Work to do: Select all lines in the records that include "true".

Record list:

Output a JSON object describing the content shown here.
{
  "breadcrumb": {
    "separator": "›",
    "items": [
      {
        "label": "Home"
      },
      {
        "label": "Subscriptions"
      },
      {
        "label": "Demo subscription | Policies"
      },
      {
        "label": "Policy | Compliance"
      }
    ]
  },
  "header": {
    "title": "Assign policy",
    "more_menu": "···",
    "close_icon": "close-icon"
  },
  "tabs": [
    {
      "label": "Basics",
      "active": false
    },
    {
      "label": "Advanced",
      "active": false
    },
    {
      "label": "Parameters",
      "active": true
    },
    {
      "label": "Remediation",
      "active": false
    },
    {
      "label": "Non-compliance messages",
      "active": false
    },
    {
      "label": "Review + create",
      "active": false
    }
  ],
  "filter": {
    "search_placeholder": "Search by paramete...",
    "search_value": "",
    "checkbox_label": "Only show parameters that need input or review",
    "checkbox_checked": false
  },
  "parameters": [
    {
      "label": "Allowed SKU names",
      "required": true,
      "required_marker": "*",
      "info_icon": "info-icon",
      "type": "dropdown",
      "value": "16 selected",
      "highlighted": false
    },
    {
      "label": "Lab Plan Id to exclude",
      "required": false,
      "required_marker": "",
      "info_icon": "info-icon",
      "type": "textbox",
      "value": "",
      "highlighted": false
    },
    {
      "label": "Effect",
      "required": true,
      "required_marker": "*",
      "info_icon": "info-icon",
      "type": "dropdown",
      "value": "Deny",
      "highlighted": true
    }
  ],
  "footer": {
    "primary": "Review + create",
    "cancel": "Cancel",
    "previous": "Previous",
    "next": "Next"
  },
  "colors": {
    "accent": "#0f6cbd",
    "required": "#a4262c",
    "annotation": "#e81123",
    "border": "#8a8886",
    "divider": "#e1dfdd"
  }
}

Task output:
      "active": true
      "required": true,
      "required": true,
      "highlighted": true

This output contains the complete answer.